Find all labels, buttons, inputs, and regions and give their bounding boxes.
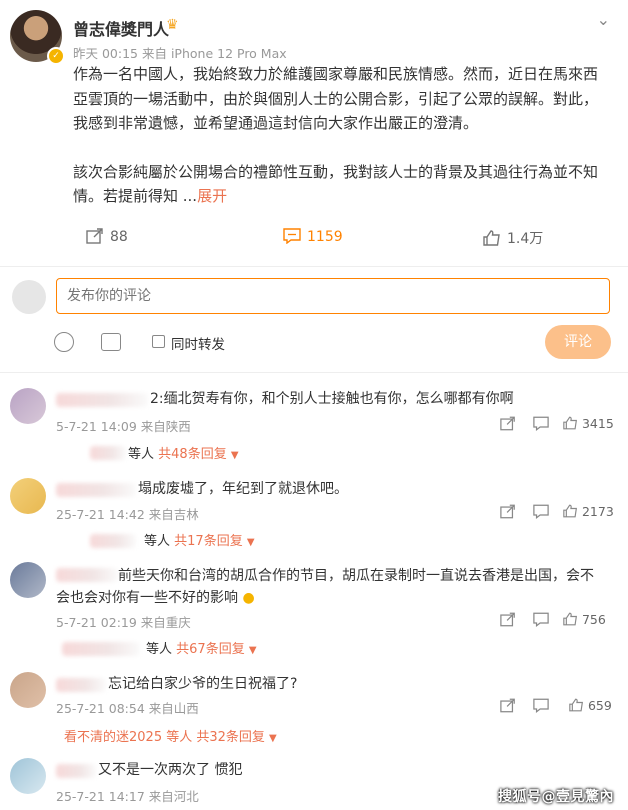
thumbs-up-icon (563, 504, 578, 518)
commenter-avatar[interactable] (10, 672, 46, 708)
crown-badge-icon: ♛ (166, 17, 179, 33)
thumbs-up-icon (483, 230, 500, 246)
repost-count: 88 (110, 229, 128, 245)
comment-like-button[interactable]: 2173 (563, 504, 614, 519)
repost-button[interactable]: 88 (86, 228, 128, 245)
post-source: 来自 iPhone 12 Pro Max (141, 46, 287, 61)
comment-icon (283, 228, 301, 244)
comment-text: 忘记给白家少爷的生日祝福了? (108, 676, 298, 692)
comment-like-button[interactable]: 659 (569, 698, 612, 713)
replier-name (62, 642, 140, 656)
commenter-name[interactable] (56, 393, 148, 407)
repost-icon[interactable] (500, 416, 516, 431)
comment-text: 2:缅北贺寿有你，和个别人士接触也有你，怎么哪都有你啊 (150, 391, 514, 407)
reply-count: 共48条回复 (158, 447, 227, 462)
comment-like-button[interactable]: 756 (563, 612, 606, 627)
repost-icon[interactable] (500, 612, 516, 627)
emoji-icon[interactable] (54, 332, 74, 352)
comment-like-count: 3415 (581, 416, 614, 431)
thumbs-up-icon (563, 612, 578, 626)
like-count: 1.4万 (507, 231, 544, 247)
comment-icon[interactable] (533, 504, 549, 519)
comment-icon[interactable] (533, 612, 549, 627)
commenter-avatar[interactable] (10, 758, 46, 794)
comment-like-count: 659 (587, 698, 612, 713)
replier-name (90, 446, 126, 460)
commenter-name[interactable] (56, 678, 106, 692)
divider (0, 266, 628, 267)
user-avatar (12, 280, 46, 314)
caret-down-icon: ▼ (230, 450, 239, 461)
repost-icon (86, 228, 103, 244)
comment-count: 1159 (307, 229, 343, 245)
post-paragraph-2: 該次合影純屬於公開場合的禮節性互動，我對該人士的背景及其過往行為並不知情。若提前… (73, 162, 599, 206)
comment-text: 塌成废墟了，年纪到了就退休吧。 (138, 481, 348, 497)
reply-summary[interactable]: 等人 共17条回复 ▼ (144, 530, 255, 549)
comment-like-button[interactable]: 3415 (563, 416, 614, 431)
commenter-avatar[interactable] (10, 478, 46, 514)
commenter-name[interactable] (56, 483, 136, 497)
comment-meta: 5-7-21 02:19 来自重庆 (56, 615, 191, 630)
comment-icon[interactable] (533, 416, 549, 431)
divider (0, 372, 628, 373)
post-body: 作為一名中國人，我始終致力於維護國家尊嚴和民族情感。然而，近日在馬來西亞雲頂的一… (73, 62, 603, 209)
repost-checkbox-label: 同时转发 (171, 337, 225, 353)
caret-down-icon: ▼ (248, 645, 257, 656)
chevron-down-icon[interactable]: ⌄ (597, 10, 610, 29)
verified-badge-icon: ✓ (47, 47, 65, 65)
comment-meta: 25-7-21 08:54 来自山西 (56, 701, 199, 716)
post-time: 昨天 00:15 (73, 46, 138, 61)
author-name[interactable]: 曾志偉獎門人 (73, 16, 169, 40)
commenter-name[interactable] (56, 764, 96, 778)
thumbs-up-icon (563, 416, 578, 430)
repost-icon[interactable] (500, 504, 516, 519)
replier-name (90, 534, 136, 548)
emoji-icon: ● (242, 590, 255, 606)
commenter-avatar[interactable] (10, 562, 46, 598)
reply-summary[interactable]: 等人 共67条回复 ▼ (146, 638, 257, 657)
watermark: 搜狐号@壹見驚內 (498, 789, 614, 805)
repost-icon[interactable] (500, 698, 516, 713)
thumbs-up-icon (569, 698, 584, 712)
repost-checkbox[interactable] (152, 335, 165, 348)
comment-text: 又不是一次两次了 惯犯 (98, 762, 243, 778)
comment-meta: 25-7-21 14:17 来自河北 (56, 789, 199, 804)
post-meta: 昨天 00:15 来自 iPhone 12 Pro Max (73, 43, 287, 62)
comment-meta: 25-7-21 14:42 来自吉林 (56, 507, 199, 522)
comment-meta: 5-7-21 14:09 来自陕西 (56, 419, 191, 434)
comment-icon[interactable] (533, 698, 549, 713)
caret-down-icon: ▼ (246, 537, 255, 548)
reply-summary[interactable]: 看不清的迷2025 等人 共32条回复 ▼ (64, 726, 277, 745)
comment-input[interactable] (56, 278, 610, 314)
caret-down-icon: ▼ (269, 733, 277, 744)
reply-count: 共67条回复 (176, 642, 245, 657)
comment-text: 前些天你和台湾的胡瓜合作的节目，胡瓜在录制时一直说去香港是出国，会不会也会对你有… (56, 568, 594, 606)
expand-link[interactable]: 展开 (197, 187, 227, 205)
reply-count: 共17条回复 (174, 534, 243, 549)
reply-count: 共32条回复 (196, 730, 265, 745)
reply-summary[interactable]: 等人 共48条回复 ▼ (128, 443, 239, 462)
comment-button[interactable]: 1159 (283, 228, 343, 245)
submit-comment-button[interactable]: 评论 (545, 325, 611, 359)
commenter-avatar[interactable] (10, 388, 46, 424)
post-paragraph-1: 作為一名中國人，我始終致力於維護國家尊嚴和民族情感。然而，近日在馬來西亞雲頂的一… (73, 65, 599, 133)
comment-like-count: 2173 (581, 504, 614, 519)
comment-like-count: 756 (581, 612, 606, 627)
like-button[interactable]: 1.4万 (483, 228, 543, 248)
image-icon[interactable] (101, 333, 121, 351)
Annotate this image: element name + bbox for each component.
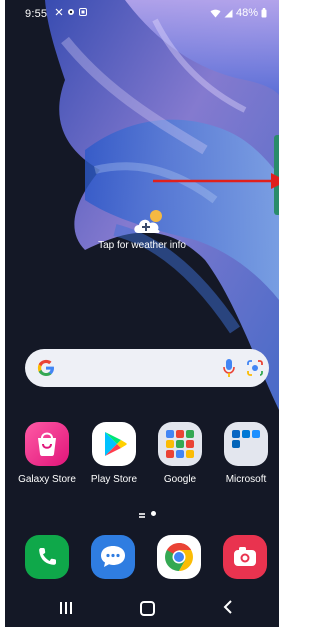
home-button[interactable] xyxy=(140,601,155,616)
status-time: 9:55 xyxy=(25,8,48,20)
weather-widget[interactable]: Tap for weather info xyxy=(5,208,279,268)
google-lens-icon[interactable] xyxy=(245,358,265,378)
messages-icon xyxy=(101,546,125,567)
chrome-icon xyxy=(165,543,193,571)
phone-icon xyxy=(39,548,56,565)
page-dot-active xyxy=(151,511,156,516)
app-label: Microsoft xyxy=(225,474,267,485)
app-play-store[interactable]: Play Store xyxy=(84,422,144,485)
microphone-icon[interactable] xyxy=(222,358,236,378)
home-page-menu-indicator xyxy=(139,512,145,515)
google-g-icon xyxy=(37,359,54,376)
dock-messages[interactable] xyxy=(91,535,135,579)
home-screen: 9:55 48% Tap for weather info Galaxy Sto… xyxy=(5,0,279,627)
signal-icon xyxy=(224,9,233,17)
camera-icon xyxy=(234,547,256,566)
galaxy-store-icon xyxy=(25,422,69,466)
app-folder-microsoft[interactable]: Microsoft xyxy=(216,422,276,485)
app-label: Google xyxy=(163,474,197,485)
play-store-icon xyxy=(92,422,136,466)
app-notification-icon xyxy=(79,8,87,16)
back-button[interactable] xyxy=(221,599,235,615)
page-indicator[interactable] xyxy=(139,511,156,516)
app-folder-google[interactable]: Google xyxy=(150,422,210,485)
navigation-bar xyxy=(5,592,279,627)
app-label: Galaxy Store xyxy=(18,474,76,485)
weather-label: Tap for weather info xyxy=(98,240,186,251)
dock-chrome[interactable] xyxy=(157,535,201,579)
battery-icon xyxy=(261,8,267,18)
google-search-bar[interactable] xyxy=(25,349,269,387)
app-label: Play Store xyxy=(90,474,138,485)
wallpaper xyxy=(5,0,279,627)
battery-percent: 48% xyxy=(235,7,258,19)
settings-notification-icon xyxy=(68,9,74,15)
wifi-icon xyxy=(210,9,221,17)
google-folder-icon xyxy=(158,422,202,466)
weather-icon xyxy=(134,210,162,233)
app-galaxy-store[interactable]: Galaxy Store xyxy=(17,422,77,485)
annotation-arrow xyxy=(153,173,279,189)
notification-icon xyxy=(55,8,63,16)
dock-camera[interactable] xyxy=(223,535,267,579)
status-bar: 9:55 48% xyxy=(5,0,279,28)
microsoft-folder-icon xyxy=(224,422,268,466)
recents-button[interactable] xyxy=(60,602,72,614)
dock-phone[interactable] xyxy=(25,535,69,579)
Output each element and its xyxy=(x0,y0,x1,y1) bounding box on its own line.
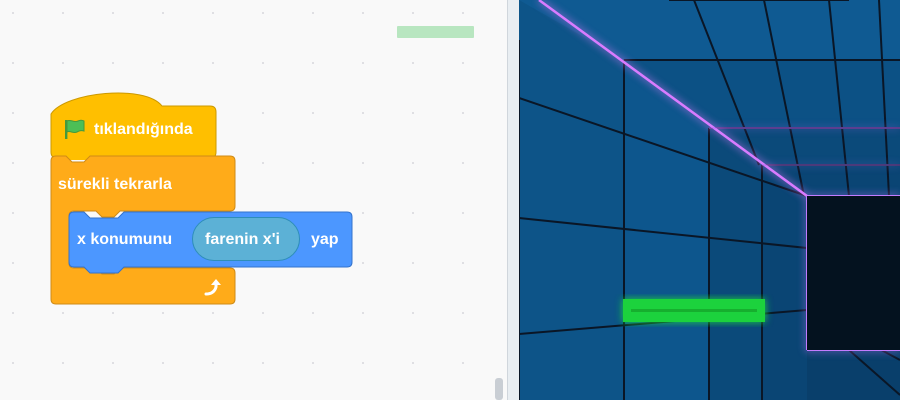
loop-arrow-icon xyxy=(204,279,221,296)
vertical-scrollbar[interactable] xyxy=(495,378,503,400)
_ _ _ _ _
* _What the task requires_: Return the lines from the one containing "home-button[interactable] xyxy=(140,601,155,616)" through the one containing "phone-icon xyxy=(39,548,56,565)" exactly as they appear, including both of those lines.

* _Solution to this exercise_:
home-button[interactable] xyxy=(140,601,155,616)
status-time: 9:55 xyxy=(25,8,48,20)
weather-widget[interactable]: Tap for weather info xyxy=(5,208,279,268)
google-lens-icon[interactable] xyxy=(245,358,265,378)
messages-icon xyxy=(101,546,125,567)
chrome-icon xyxy=(165,543,193,571)
phone-icon xyxy=(39,548,56,565)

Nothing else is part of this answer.